• _Written task_: Count the lines in the records below that contain the word "into", and give only that number.

• _Records for this exercise_:

──────────

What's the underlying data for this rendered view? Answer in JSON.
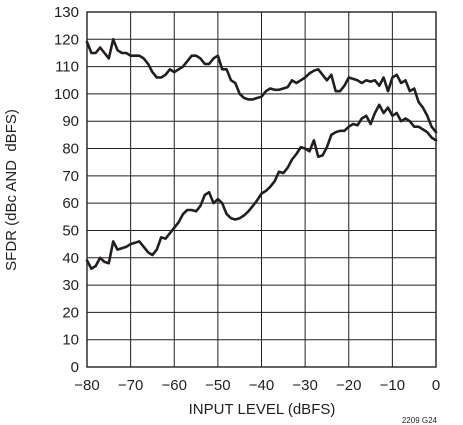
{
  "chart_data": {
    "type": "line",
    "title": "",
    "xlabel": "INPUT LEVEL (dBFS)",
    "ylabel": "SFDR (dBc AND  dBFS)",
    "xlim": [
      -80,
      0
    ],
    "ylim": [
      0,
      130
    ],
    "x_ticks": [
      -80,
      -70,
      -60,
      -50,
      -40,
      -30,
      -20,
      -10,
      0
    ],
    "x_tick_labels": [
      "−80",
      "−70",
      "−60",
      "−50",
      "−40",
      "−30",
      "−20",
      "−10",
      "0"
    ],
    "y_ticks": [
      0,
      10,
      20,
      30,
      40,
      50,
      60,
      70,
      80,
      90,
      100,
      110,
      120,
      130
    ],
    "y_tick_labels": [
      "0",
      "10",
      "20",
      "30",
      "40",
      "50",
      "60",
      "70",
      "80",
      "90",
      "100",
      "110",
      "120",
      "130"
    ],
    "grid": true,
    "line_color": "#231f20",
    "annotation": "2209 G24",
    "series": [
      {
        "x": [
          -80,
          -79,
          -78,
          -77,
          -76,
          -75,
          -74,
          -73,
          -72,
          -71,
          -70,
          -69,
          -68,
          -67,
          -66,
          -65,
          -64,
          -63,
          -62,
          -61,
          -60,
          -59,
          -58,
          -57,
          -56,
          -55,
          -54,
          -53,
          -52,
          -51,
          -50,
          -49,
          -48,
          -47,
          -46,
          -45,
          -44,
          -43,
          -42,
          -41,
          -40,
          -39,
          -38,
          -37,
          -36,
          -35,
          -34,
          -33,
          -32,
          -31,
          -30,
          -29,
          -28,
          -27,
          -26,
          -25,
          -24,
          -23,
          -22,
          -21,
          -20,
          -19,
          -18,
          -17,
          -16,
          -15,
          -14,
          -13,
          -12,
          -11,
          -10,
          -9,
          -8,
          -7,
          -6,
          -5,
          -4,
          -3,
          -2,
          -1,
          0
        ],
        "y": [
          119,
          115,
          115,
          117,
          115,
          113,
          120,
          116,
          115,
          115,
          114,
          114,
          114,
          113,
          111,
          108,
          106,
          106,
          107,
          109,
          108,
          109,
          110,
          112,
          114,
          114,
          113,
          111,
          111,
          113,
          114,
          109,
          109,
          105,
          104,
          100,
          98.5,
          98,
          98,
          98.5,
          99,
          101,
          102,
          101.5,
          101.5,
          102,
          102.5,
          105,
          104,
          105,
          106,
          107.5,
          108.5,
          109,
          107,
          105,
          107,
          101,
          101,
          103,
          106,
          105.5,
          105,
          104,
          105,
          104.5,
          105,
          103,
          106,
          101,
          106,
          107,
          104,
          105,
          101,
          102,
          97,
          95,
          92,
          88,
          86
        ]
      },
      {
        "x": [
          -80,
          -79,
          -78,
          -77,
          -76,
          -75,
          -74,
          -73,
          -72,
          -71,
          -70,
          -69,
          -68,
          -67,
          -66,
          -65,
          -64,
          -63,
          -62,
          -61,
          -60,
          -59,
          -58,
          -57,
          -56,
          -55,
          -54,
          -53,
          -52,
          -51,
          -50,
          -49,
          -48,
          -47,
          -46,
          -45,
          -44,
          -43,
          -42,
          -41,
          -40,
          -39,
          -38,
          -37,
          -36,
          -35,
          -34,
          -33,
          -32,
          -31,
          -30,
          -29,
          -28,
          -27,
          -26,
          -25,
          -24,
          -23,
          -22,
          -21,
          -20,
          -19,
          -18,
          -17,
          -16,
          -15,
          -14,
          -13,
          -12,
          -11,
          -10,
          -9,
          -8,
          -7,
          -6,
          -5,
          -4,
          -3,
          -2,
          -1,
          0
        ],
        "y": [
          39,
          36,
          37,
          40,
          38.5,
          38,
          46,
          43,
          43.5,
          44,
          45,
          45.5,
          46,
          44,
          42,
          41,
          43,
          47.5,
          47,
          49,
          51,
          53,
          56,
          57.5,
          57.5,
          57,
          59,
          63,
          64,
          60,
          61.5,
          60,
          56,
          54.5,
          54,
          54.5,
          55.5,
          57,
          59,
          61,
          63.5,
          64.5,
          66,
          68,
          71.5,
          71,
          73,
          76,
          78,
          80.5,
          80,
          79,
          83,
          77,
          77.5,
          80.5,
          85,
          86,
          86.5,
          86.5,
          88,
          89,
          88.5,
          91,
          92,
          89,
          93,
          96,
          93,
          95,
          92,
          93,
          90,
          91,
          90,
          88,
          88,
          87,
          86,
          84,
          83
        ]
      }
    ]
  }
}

──────────

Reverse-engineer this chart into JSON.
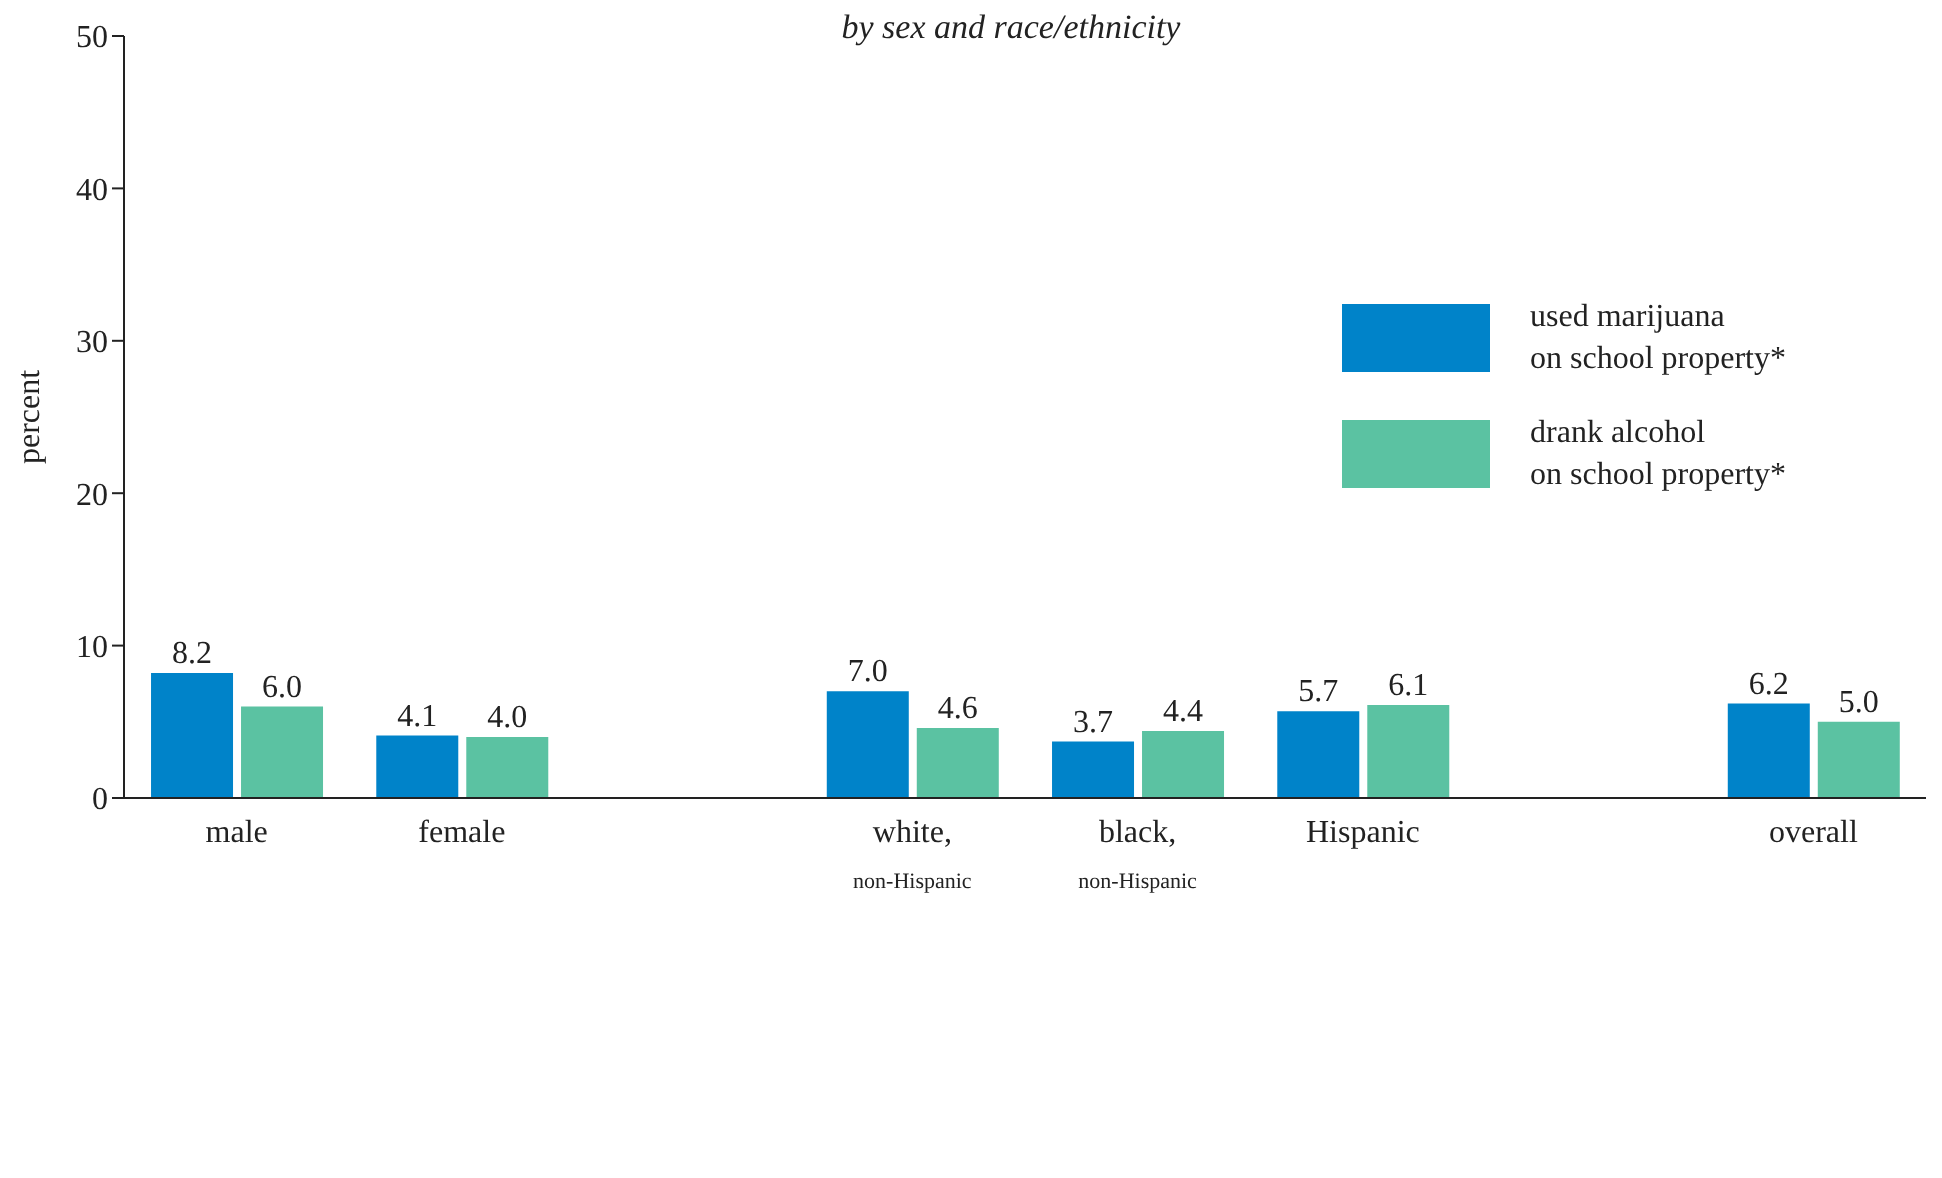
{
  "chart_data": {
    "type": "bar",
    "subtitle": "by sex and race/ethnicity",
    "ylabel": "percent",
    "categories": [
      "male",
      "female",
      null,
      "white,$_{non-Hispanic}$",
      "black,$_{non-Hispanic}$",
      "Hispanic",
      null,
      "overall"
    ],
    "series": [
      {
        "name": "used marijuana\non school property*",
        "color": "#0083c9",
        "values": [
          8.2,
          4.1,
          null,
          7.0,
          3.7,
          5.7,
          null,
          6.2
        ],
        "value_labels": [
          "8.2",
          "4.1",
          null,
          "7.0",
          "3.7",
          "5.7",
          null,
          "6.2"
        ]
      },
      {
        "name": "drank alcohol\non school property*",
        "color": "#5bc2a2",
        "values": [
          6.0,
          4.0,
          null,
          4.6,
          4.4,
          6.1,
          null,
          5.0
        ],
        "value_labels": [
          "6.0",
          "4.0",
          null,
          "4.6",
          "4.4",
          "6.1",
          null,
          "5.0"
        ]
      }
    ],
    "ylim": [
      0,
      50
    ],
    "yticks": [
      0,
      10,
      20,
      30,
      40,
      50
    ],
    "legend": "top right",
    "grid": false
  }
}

──────────

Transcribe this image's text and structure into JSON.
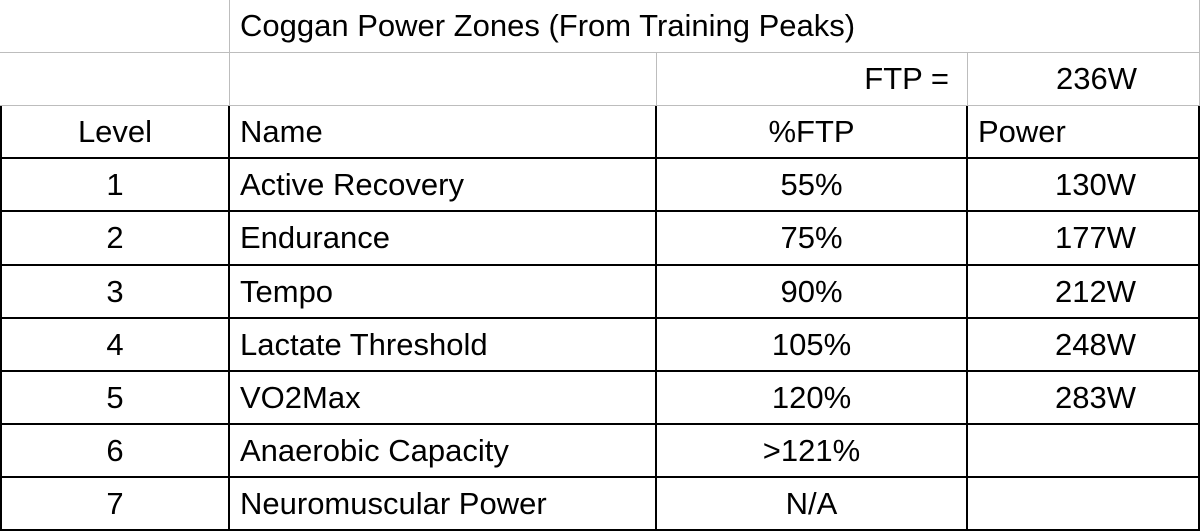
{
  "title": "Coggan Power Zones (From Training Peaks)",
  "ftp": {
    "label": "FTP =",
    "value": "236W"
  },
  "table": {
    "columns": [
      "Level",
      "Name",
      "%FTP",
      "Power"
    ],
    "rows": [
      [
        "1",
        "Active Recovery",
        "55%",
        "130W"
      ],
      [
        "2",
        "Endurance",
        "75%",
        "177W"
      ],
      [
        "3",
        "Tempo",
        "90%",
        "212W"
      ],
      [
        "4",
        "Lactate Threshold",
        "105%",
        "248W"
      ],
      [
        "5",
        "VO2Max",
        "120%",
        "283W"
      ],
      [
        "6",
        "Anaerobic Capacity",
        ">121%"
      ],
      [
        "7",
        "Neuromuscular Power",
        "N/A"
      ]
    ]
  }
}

──────────

• _Completed task_: 2